>>>

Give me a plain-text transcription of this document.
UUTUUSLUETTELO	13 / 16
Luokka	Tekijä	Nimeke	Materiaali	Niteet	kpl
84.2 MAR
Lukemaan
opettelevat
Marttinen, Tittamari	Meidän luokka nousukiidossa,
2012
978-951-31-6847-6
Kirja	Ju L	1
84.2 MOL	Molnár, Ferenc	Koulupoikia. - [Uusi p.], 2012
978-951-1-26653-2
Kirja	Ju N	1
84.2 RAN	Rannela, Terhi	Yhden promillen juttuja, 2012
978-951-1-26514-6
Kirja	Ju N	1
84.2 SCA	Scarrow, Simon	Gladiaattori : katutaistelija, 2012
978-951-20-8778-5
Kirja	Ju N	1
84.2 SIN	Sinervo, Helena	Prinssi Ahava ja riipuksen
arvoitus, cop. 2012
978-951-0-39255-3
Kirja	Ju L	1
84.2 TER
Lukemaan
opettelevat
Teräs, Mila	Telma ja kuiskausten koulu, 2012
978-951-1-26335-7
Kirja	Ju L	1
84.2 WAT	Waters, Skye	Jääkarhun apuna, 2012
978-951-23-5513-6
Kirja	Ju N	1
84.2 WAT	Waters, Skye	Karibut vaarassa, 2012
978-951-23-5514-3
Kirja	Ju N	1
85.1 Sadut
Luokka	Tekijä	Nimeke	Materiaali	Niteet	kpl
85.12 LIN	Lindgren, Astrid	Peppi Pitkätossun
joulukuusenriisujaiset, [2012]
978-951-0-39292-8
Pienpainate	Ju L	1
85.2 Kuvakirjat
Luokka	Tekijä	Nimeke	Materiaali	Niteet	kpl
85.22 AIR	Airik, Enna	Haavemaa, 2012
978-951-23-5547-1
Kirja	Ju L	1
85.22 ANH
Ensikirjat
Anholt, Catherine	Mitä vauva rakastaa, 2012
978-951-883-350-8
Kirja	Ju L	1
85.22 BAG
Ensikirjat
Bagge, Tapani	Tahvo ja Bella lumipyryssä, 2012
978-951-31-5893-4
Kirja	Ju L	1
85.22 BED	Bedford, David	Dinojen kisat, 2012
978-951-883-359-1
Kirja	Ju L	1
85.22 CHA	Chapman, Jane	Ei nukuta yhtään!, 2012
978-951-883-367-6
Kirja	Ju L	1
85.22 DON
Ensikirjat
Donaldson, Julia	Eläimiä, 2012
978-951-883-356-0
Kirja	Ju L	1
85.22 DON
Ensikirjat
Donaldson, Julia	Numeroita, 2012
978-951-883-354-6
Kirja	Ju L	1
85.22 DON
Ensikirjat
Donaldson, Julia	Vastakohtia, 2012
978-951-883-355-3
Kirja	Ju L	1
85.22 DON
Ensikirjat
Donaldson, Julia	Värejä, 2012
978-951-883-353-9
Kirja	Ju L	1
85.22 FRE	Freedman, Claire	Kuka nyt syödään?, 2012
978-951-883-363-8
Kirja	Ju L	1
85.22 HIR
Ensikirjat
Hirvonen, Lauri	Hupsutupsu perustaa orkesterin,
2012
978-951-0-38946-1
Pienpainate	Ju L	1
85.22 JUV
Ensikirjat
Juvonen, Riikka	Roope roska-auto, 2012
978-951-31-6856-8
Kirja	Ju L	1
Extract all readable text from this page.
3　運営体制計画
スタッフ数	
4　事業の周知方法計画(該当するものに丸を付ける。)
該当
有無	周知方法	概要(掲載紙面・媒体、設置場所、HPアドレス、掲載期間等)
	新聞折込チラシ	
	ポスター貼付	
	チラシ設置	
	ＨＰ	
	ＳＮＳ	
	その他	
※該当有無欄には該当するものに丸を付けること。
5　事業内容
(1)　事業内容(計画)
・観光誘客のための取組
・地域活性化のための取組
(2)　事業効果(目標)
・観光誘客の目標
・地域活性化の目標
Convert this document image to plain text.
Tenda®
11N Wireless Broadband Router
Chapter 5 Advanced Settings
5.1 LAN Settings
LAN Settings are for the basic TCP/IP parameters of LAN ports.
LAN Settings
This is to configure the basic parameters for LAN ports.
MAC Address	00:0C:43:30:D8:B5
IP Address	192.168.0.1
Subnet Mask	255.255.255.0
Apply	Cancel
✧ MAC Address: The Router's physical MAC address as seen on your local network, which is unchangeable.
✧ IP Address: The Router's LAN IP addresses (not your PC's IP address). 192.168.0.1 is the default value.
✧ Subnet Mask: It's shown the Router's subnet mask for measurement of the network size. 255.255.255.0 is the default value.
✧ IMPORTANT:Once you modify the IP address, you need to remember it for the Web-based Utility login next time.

<<<

#### Stated task
Isolate the lines above that contain the word "your" and copy them.

#### Written solution
✧ MAC Address: The Router's physical MAC address as seen on your local network, which is unchangeable.
✧ IP Address: The Router's LAN IP addresses (not your PC's IP address). 192.168.0.1 is the default value.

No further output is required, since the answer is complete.